- _SET PROBLEM_: Quote the whole listing word for word, please.
## start PROVIDED MATERIAL
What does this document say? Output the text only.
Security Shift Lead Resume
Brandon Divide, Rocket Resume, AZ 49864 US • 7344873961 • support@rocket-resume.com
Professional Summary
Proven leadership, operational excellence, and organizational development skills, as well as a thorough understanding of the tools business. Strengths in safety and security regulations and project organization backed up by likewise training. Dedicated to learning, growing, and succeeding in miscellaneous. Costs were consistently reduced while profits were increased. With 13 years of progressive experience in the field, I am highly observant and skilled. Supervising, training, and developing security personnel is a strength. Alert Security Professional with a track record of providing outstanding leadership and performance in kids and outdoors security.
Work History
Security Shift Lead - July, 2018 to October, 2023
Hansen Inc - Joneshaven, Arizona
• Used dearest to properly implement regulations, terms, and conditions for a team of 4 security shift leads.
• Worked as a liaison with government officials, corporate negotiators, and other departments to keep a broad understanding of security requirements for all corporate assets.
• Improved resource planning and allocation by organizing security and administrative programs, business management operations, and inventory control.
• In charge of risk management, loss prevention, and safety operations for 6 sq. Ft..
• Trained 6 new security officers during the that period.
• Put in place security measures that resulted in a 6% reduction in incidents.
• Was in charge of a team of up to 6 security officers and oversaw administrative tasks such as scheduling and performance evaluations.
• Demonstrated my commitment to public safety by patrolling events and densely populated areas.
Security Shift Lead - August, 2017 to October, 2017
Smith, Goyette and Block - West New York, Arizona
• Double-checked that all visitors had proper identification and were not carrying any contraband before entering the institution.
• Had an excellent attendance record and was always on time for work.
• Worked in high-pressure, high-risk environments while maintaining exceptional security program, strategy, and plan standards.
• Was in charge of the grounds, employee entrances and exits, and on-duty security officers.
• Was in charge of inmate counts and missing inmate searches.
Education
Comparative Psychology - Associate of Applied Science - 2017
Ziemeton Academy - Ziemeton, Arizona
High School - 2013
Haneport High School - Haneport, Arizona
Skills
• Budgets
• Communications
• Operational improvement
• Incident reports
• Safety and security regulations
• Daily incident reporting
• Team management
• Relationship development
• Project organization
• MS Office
## end PROVIDED MATERIAL
- _SOLVED PROBLEM_:
What does this document say? Output the text only.
Security Shift Lead Resume
Brandon Divide, Rocket Resume, AZ 49864 US • 7344873961 • support@rocket-resume.com
Professional Summary
Proven leadership, operational excellence, and organizational development skills, as well as a thorough understanding of the tools business. Strengths in safety and security regulations and project organization backed up by likewise training. Dedicated to learning, growing, and succeeding in miscellaneous. Costs were consistently reduced while profits were increased. With 13 years of progressive experience in the field, I am highly observant and skilled. Supervising, training, and developing security personnel is a strength. Alert Security Professional with a track record of providing outstanding leadership and performance in kids and outdoors security.
Work History
Security Shift Lead - July, 2018 to October, 2023
Hansen Inc - Joneshaven, Arizona
• Used dearest to properly implement regulations, terms, and conditions for a team of 4 security shift leads.
• Worked as a liaison with government officials, corporate negotiators, and other departments to keep a broad understanding of security requirements for all corporate assets.
• Improved resource planning and allocation by organizing security and administrative programs, business management operations, and inventory control.
• In charge of risk management, loss prevention, and safety operations for 6 sq. Ft..
• Trained 6 new security officers during the that period.
• Put in place security measures that resulted in a 6% reduction in incidents.
• Was in charge of a team of up to 6 security officers and oversaw administrative tasks such as scheduling and performance evaluations.
• Demonstrated my commitment to public safety by patrolling events and densely populated areas.
Security Shift Lead - August, 2017 to October, 2017
Smith, Goyette and Block - West New York, Arizona
• Double-checked that all visitors had proper identification and were not carrying any contraband before entering the institution.
• Had an excellent attendance record and was always on time for work.
• Worked in high-pressure, high-risk environments while maintaining exceptional security program, strategy, and plan standards.
• Was in charge of the grounds, employee entrances and exits, and on-duty security officers.
• Was in charge of inmate counts and missing inmate searches.
Education
Comparative Psychology - Associate of Applied Science - 2017
Ziemeton Academy - Ziemeton, Arizona
High School - 2013
Haneport High School - Haneport, Arizona
Skills
• Budgets
• Communications
• Operational improvement
• Incident reports
• Safety and security regulations
• Daily incident reporting
• Team management
• Relationship development
• Project organization
• MS Office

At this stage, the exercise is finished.